-- SHORT TASK --
Set down the material below in full, matching it exactly.

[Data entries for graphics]
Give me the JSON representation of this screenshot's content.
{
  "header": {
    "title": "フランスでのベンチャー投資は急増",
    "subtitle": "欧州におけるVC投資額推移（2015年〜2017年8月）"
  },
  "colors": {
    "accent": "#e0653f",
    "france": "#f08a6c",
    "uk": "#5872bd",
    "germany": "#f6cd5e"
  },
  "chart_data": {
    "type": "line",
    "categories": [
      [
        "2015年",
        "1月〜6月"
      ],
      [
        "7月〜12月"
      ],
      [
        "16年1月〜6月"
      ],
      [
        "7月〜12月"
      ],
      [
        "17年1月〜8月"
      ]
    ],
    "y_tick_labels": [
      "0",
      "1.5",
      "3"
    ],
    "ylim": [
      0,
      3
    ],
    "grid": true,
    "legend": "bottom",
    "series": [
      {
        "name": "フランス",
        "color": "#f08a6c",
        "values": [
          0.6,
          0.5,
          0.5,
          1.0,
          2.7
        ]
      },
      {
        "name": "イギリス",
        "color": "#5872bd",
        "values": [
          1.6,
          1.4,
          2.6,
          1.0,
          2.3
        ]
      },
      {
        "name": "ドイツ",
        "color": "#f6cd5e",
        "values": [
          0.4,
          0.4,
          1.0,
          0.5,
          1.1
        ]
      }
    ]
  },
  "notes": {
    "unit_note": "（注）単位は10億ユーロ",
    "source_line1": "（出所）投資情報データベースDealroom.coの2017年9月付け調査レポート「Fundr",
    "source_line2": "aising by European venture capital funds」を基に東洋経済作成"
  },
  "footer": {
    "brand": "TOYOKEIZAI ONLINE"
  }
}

-- SOLUTION TO THE PROBLEM --
Give me the JSON representation of this screenshot's content.
{
  "header": {
    "title": "フランスでのベンチャー投資は急増",
    "subtitle": "欧州におけるVC投資額推移（2015年〜2017年8月）"
  },
  "colors": {
    "accent": "#e0653f",
    "france": "#f08a6c",
    "uk": "#5872bd",
    "germany": "#f6cd5e"
  },
  "chart_data": {
    "type": "line",
    "categories": [
      [
        "2015年",
        "1月〜6月"
      ],
      [
        "7月〜12月"
      ],
      [
        "16年1月〜6月"
      ],
      [
        "7月〜12月"
      ],
      [
        "17年1月〜8月"
      ]
    ],
    "y_tick_labels": [
      "0",
      "1.5",
      "3"
    ],
    "ylim": [
      0,
      3
    ],
    "grid": true,
    "legend": "bottom",
    "series": [
      {
        "name": "フランス",
        "color": "#f08a6c",
        "values": [
          0.6,
          0.5,
          0.5,
          1.0,
          2.7
        ]
      },
      {
        "name": "イギリス",
        "color": "#5872bd",
        "values": [
          1.6,
          1.4,
          2.6,
          1.0,
          2.3
        ]
      },
      {
        "name": "ドイツ",
        "color": "#f6cd5e",
        "values": [
          0.4,
          0.4,
          1.0,
          0.5,
          1.1
        ]
      }
    ]
  },
  "notes": {
    "unit_note": "（注）単位は10億ユーロ",
    "source_line1": "（出所）投資情報データベースDealroom.coの2017年9月付け調査レポート「Fundr",
    "source_line2": "aising by European venture capital funds」を基に東洋経済作成"
  },
  "footer": {
    "brand": "TOYOKEIZAI ONLINE"
  }
}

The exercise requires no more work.